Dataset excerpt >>
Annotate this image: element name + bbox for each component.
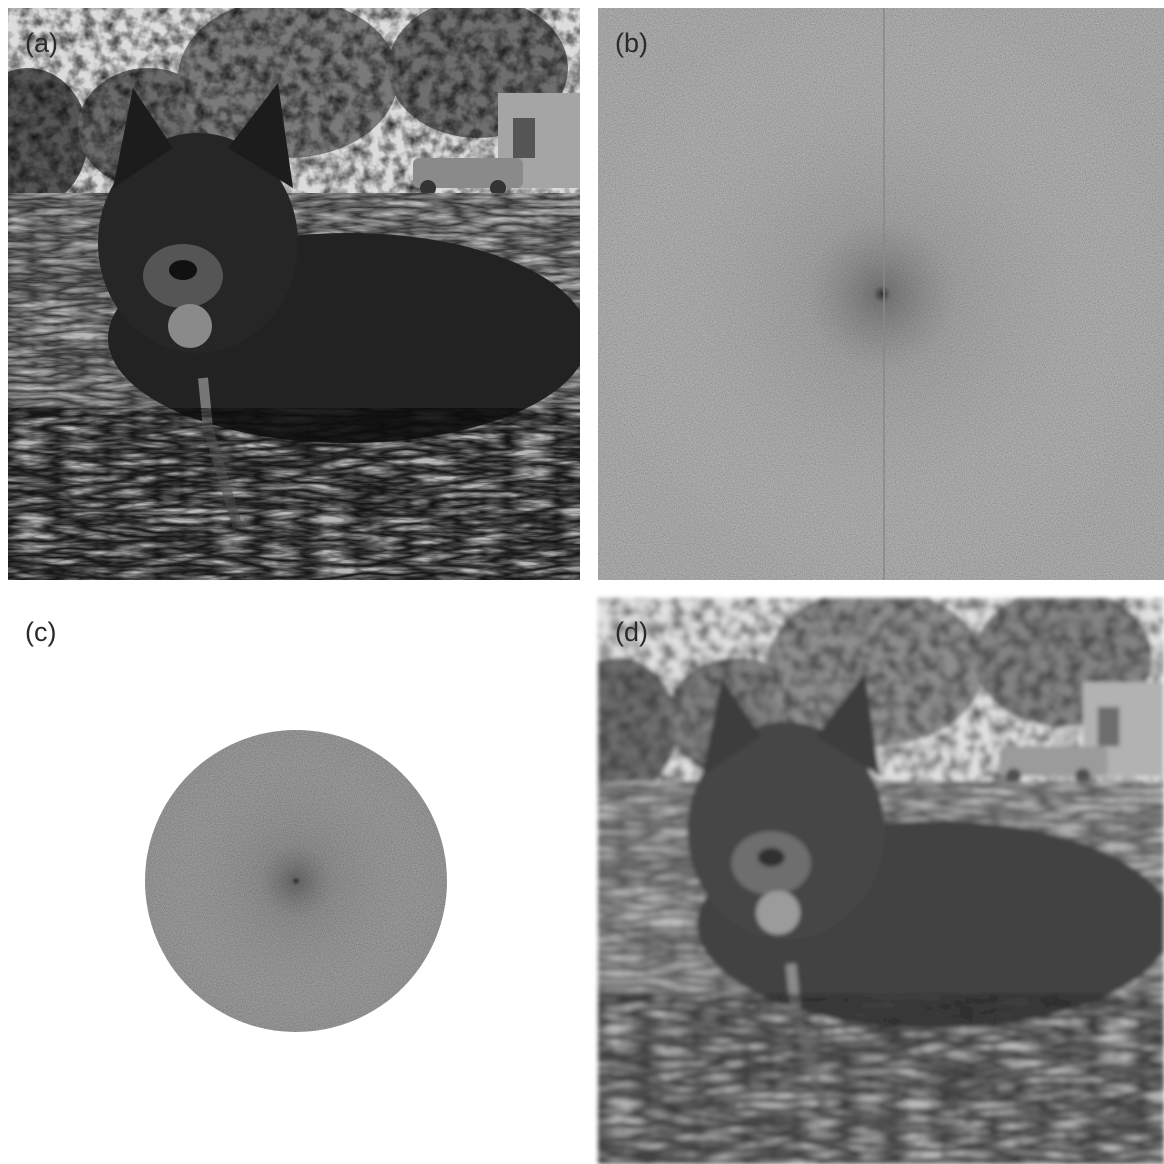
- masked-noise: [145, 730, 447, 1032]
- panel-label: (c): [25, 617, 56, 647]
- spectrum: [582, 0, 1164, 594]
- photo-original: [0, 0, 588, 580]
- panel-label: (d): [615, 617, 648, 647]
- panel-label: (a): [25, 28, 58, 58]
- photo-filtered: [558, 588, 1164, 1164]
- panel-label: (b): [615, 28, 648, 58]
- figure: (a) (b) (c) (d): [0, 0, 1164, 1164]
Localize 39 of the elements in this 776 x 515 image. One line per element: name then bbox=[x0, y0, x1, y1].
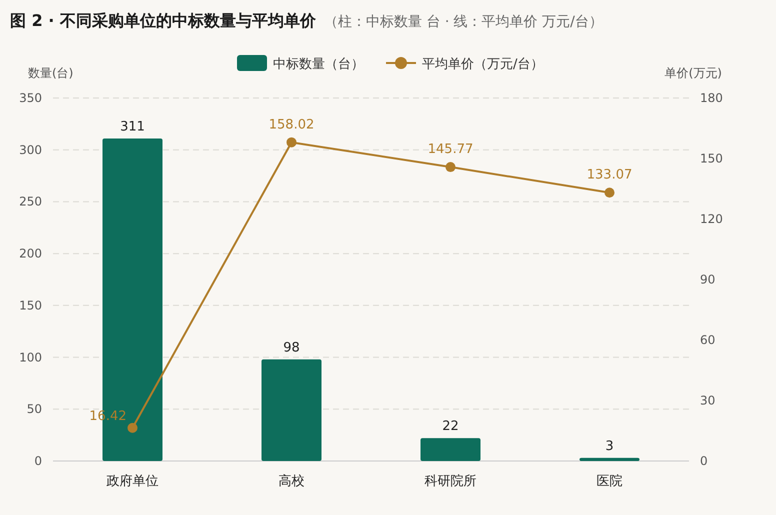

Aim of the exercise >> Write out all the items again with "image" swapped for "graphic" and nothing else changed, leaving out the pictures.

Problem solution >>
Annotate this graphic: element name + bbox for each component.
- masked-noise: [145, 730, 447, 1032]
- panel-label: (c): [25, 617, 56, 647]
- spectrum: [582, 0, 1164, 594]
- photo-original: [0, 0, 588, 580]
- panel-label: (d): [615, 617, 648, 647]
- panel-label: (a): [25, 28, 58, 58]
- photo-filtered: [558, 588, 1164, 1164]
- panel-label: (b): [615, 28, 648, 58]
- figure: (a) (b) (c) (d): [0, 0, 1164, 1164]
Localize 39 of the elements in this 776 x 515 graphic. One line per element: name then bbox=[x0, y0, x1, y1].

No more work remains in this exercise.